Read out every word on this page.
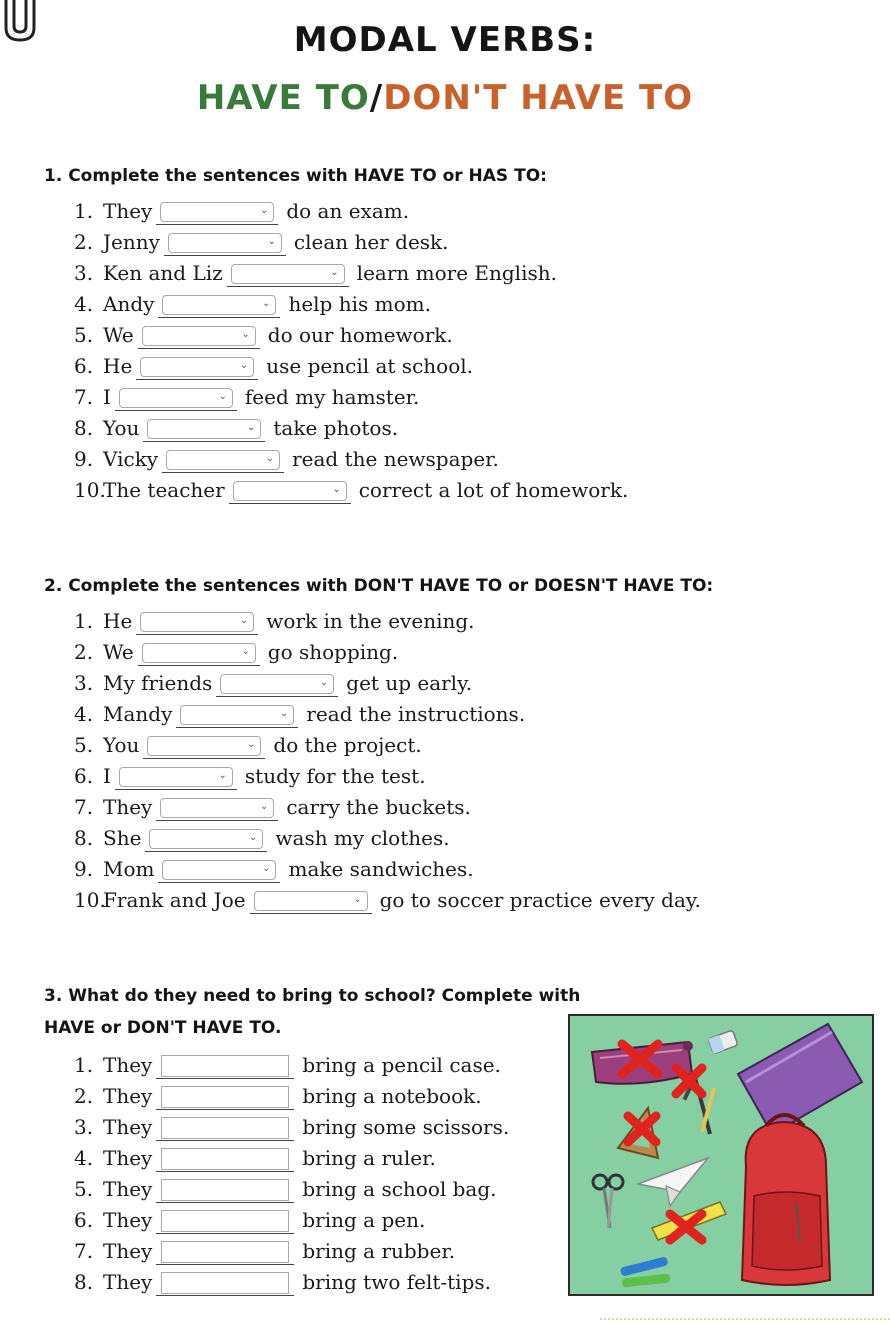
MODAL VERBS:
HAVE TO/DON'T HAVE TO
1. Complete the sentences with HAVE TO or HAS TO:
1. They	⌄ do an exam.
2. Jenny	⌄ clean her desk.
3. Ken and Liz	⌄ learn more English.
4. Andy	⌄ help his mom.
5. We	⌄ do our homework.
6. He	⌄ use pencil at school.
7. I	⌄ feed my hamster.
8. You	⌄ take photos.
9. Vicky	⌄ read the newspaper.
10.
The teacher	⌄ correct a lot of homework.
2. Complete the sentences with DON'T HAVE TO or DOESN'T HAVE TO:
1. He	⌄ work in the evening.
2. We	⌄ go shopping.
3. My friends	⌄ get up early.
4. Mandy	⌄ read the instructions.
5. You	⌄ do the project.
6. I	⌄ study for the test.
7. They	⌄ carry the buckets.
8. She	⌄ wash my clothes.
9. Mom	⌄ make sandwiches.
10.
Frank and Joe	⌄ go to soccer practice every day.
3. What do they need to bring to school? Complete with
HAVE or DON'T HAVE TO.
1. They	bring a pencil case.
2. They	bring a notebook.
3. They	bring some scissors.
4. They	bring a ruler.
5. They	bring a school bag.
6. They	bring a pen.
7. They	bring a rubber.
8. They	bring two felt-tips.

==================================================

**The task**
Every line above should be repeated exactly; pictures stay out of the copy.

**Task solution**
Read out every word on this page.
MODAL VERBS:
HAVE TO/DON'T HAVE TO
1. Complete the sentences with HAVE TO or HAS TO:
1. They	⌄ do an exam.
2. Jenny	⌄ clean her desk.
3. Ken and Liz	⌄ learn more English.
4. Andy	⌄ help his mom.
5. We	⌄ do our homework.
6. He	⌄ use pencil at school.
7. I	⌄ feed my hamster.
8. You	⌄ take photos.
9. Vicky	⌄ read the newspaper.
10.
The teacher	⌄ correct a lot of homework.
2. Complete the sentences with DON'T HAVE TO or DOESN'T HAVE TO:
1. He	⌄ work in the evening.
2. We	⌄ go shopping.
3. My friends	⌄ get up early.
4. Mandy	⌄ read the instructions.
5. You	⌄ do the project.
6. I	⌄ study for the test.
7. They	⌄ carry the buckets.
8. She	⌄ wash my clothes.
9. Mom	⌄ make sandwiches.
10.
Frank and Joe	⌄ go to soccer practice every day.
3. What do they need to bring to school? Complete with
HAVE or DON'T HAVE TO.
1. They	bring a pencil case.
2. They	bring a notebook.
3. They	bring some scissors.
4. They	bring a ruler.
5. They	bring a school bag.
6. They	bring a pen.
7. They	bring a rubber.
8. They	bring two felt-tips.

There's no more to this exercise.